Work required >> Each entry in the listing below should be restated word for word.

(Data entries for graphics)
________________________
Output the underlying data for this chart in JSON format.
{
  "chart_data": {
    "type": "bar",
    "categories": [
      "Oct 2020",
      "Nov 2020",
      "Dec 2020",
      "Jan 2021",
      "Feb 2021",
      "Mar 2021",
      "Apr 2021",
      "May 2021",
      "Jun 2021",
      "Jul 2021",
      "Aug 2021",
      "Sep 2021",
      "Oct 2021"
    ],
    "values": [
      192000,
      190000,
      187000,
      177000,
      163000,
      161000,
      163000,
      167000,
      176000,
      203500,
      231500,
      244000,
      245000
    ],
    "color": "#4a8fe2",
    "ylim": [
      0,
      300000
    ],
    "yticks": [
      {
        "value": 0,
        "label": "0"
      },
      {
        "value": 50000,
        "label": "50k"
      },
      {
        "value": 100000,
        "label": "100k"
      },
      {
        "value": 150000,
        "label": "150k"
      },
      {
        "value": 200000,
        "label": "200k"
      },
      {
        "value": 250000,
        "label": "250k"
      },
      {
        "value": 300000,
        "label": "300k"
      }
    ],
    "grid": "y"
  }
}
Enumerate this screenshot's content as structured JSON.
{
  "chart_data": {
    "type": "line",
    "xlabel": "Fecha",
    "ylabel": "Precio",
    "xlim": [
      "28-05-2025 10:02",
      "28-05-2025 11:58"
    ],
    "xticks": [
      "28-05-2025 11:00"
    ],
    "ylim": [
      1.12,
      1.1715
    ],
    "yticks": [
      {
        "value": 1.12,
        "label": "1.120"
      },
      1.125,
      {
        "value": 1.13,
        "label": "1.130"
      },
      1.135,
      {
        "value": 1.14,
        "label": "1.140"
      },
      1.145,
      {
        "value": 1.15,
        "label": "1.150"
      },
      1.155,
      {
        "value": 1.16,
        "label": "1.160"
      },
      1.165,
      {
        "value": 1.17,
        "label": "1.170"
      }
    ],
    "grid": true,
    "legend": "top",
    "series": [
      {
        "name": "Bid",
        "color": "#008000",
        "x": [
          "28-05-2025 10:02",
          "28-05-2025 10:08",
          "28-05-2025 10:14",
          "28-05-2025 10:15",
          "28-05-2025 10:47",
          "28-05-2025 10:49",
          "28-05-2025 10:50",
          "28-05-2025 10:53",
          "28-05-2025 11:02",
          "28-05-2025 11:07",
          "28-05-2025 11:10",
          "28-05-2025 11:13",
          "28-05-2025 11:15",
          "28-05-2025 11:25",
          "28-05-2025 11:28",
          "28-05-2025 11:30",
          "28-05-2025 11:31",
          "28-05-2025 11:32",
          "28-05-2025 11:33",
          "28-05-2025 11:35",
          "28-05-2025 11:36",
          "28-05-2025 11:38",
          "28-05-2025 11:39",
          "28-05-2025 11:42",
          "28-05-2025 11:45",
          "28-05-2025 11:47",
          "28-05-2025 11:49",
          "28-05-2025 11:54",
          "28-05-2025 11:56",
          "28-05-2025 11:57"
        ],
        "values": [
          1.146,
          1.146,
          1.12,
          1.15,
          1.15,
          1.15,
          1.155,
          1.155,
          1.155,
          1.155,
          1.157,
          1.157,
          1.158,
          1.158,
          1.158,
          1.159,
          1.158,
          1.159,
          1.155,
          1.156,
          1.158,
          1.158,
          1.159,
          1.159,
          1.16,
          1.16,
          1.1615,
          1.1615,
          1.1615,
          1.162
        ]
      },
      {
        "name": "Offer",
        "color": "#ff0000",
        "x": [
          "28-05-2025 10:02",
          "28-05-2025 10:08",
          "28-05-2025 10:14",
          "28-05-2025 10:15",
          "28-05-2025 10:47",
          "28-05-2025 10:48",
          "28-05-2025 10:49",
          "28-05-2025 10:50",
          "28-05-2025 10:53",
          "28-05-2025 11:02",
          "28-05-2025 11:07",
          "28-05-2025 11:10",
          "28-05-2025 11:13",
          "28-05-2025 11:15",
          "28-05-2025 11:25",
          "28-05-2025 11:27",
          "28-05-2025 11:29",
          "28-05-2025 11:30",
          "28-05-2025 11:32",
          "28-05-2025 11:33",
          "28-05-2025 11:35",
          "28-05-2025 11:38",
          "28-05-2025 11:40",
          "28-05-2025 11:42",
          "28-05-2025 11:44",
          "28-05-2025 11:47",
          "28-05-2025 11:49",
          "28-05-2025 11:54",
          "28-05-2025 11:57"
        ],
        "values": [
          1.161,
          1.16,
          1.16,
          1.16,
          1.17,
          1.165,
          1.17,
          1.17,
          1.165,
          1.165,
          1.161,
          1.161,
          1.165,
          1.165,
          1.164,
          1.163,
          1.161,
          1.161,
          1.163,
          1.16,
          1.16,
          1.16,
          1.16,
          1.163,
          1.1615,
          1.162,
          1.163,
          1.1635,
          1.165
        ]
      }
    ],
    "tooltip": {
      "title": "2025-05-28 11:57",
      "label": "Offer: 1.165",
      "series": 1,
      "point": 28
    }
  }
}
________________________
Answer in full >>
Output the underlying data for this chart in JSON format.
{
  "chart_data": {
    "type": "bar",
    "categories": [
      "Oct 2020",
      "Nov 2020",
      "Dec 2020",
      "Jan 2021",
      "Feb 2021",
      "Mar 2021",
      "Apr 2021",
      "May 2021",
      "Jun 2021",
      "Jul 2021",
      "Aug 2021",
      "Sep 2021",
      "Oct 2021"
    ],
    "values": [
      192000,
      190000,
      187000,
      177000,
      163000,
      161000,
      163000,
      167000,
      176000,
      203500,
      231500,
      244000,
      245000
    ],
    "color": "#4a8fe2",
    "ylim": [
      0,
      300000
    ],
    "yticks": [
      {
        "value": 0,
        "label": "0"
      },
      {
        "value": 50000,
        "label": "50k"
      },
      {
        "value": 100000,
        "label": "100k"
      },
      {
        "value": 150000,
        "label": "150k"
      },
      {
        "value": 200000,
        "label": "200k"
      },
      {
        "value": 250000,
        "label": "250k"
      },
      {
        "value": 300000,
        "label": "300k"
      }
    ],
    "grid": "y"
  }
}
Enumerate this screenshot's content as structured JSON.
{
  "chart_data": {
    "type": "line",
    "xlabel": "Fecha",
    "ylabel": "Precio",
    "xlim": [
      "28-05-2025 10:02",
      "28-05-2025 11:58"
    ],
    "xticks": [
      "28-05-2025 11:00"
    ],
    "ylim": [
      1.12,
      1.1715
    ],
    "yticks": [
      {
        "value": 1.12,
        "label": "1.120"
      },
      1.125,
      {
        "value": 1.13,
        "label": "1.130"
      },
      1.135,
      {
        "value": 1.14,
        "label": "1.140"
      },
      1.145,
      {
        "value": 1.15,
        "label": "1.150"
      },
      1.155,
      {
        "value": 1.16,
        "label": "1.160"
      },
      1.165,
      {
        "value": 1.17,
        "label": "1.170"
      }
    ],
    "grid": true,
    "legend": "top",
    "series": [
      {
        "name": "Bid",
        "color": "#008000",
        "x": [
          "28-05-2025 10:02",
          "28-05-2025 10:08",
          "28-05-2025 10:14",
          "28-05-2025 10:15",
          "28-05-2025 10:47",
          "28-05-2025 10:49",
          "28-05-2025 10:50",
          "28-05-2025 10:53",
          "28-05-2025 11:02",
          "28-05-2025 11:07",
          "28-05-2025 11:10",
          "28-05-2025 11:13",
          "28-05-2025 11:15",
          "28-05-2025 11:25",
          "28-05-2025 11:28",
          "28-05-2025 11:30",
          "28-05-2025 11:31",
          "28-05-2025 11:32",
          "28-05-2025 11:33",
          "28-05-2025 11:35",
          "28-05-2025 11:36",
          "28-05-2025 11:38",
          "28-05-2025 11:39",
          "28-05-2025 11:42",
          "28-05-2025 11:45",
          "28-05-2025 11:47",
          "28-05-2025 11:49",
          "28-05-2025 11:54",
          "28-05-2025 11:56",
          "28-05-2025 11:57"
        ],
        "values": [
          1.146,
          1.146,
          1.12,
          1.15,
          1.15,
          1.15,
          1.155,
          1.155,
          1.155,
          1.155,
          1.157,
          1.157,
          1.158,
          1.158,
          1.158,
          1.159,
          1.158,
          1.159,
          1.155,
          1.156,
          1.158,
          1.158,
          1.159,
          1.159,
          1.16,
          1.16,
          1.1615,
          1.1615,
          1.1615,
          1.162
        ]
      },
      {
        "name": "Offer",
        "color": "#ff0000",
        "x": [
          "28-05-2025 10:02",
          "28-05-2025 10:08",
          "28-05-2025 10:14",
          "28-05-2025 10:15",
          "28-05-2025 10:47",
          "28-05-2025 10:48",
          "28-05-2025 10:49",
          "28-05-2025 10:50",
          "28-05-2025 10:53",
          "28-05-2025 11:02",
          "28-05-2025 11:07",
          "28-05-2025 11:10",
          "28-05-2025 11:13",
          "28-05-2025 11:15",
          "28-05-2025 11:25",
          "28-05-2025 11:27",
          "28-05-2025 11:29",
          "28-05-2025 11:30",
          "28-05-2025 11:32",
          "28-05-2025 11:33",
          "28-05-2025 11:35",
          "28-05-2025 11:38",
          "28-05-2025 11:40",
          "28-05-2025 11:42",
          "28-05-2025 11:44",
          "28-05-2025 11:47",
          "28-05-2025 11:49",
          "28-05-2025 11:54",
          "28-05-2025 11:57"
        ],
        "values": [
          1.161,
          1.16,
          1.16,
          1.16,
          1.17,
          1.165,
          1.17,
          1.17,
          1.165,
          1.165,
          1.161,
          1.161,
          1.165,
          1.165,
          1.164,
          1.163,
          1.161,
          1.161,
          1.163,
          1.16,
          1.16,
          1.16,
          1.16,
          1.163,
          1.1615,
          1.162,
          1.163,
          1.1635,
          1.165
        ]
      }
    ],
    "tooltip": {
      "title": "2025-05-28 11:57",
      "label": "Offer: 1.165",
      "series": 1,
      "point": 28
    }
  }
}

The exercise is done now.